### What to do
Put each line of the records, from the start through the line containing "feuchte-a-min-time: 16:50 [251,589,279,602]", into a JSON list of strings, one string per line and with blank lines left out.

### Spatial layout entries

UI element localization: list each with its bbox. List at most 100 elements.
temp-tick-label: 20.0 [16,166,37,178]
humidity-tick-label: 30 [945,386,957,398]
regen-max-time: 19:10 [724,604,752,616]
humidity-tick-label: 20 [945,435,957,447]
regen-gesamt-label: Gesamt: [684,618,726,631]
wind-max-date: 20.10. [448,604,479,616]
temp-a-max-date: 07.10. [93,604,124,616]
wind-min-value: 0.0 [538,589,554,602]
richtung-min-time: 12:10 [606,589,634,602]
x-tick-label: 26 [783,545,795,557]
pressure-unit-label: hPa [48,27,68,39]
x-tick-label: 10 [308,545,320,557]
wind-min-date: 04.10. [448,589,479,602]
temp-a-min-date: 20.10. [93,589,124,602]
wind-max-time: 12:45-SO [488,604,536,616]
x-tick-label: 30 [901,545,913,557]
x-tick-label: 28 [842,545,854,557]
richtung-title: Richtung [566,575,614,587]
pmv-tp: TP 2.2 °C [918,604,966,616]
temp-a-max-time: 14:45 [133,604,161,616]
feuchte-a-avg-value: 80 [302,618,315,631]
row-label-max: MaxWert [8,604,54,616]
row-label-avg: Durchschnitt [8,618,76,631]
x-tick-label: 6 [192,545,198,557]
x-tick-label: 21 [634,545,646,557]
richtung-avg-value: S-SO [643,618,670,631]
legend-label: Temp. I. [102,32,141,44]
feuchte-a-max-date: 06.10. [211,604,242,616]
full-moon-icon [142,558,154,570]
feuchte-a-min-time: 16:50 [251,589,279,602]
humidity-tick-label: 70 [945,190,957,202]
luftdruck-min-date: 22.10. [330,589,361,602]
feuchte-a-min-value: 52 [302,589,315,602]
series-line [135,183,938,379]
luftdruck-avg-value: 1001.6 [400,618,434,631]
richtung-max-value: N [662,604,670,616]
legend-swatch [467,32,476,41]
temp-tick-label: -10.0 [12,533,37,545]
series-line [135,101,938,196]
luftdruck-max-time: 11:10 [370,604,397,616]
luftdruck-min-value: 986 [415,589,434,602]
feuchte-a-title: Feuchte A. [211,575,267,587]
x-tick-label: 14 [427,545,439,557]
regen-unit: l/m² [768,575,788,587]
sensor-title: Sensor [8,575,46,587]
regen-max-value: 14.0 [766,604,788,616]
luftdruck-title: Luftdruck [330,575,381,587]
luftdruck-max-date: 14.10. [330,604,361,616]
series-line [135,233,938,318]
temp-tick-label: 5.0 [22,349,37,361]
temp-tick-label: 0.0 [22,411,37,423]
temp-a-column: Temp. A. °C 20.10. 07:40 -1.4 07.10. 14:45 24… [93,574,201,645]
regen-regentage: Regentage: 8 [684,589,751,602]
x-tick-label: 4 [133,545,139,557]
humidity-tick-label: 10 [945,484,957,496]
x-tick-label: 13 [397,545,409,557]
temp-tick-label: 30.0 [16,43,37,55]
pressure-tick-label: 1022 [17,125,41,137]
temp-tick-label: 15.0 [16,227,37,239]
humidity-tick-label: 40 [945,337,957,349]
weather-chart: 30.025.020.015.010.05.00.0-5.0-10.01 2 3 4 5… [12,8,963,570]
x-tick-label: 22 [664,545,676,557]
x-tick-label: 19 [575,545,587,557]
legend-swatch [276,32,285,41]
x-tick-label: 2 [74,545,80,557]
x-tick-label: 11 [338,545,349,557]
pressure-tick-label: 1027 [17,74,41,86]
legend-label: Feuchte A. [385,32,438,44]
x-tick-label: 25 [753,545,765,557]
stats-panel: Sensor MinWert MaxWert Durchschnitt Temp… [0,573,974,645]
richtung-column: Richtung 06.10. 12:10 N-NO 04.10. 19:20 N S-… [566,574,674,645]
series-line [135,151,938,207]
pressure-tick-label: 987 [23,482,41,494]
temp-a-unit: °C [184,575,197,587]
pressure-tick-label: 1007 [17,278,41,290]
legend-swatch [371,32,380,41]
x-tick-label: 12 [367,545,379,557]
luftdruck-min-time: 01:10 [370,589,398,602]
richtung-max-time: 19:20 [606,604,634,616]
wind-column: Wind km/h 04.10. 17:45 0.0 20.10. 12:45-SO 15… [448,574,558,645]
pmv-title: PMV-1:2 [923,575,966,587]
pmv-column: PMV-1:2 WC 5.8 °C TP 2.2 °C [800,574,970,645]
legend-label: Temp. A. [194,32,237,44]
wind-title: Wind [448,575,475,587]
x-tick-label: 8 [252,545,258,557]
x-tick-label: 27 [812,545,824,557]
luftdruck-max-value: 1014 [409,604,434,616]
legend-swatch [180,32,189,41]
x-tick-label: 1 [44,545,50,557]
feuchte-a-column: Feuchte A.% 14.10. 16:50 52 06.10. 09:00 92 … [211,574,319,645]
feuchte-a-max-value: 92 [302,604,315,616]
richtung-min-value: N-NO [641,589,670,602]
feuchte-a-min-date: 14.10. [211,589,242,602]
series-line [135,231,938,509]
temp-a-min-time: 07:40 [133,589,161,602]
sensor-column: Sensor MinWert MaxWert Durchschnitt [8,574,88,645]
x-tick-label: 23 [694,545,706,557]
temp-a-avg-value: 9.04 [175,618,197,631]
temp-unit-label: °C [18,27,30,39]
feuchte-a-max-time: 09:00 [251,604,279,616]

### Result
[
  "UI element localization: list each with its bbox. List at most 100 elements.",
  "temp-tick-label: 20.0 [16,166,37,178]",
  "humidity-tick-label: 30 [945,386,957,398]",
  "regen-max-time: 19:10 [724,604,752,616]",
  "humidity-tick-label: 20 [945,435,957,447]",
  "regen-gesamt-label: Gesamt: [684,618,726,631]",
  "wind-max-date: 20.10. [448,604,479,616]",
  "temp-a-max-date: 07.10. [93,604,124,616]",
  "wind-min-value: 0.0 [538,589,554,602]",
  "richtung-min-time: 12:10 [606,589,634,602]",
  "x-tick-label: 26 [783,545,795,557]",
  "pressure-unit-label: hPa [48,27,68,39]",
  "x-tick-label: 10 [308,545,320,557]",
  "wind-min-date: 04.10. [448,589,479,602]",
  "temp-a-min-date: 20.10. [93,589,124,602]",
  "wind-max-time: 12:45-SO [488,604,536,616]",
  "x-tick-label: 30 [901,545,913,557]",
  "x-tick-label: 28 [842,545,854,557]",
  "richtung-title: Richtung [566,575,614,587]",
  "pmv-tp: TP 2.2 °C [918,604,966,616]",
  "temp-a-max-time: 14:45 [133,604,161,616]",
  "feuchte-a-avg-value: 80 [302,618,315,631]",
  "row-label-max: MaxWert [8,604,54,616]",
  "row-label-avg: Durchschnitt [8,618,76,631]",
  "x-tick-label: 6 [192,545,198,557]",
  "x-tick-label: 21 [634,545,646,557]",
  "richtung-avg-value: S-SO [643,618,670,631]",
  "legend-label: Temp. I. [102,32,141,44]",
  "feuchte-a-max-date: 06.10. [211,604,242,616]",
  "full-moon-icon [142,558,154,570]",
  "feuchte-a-min-time: 16:50 [251,589,279,602]"
]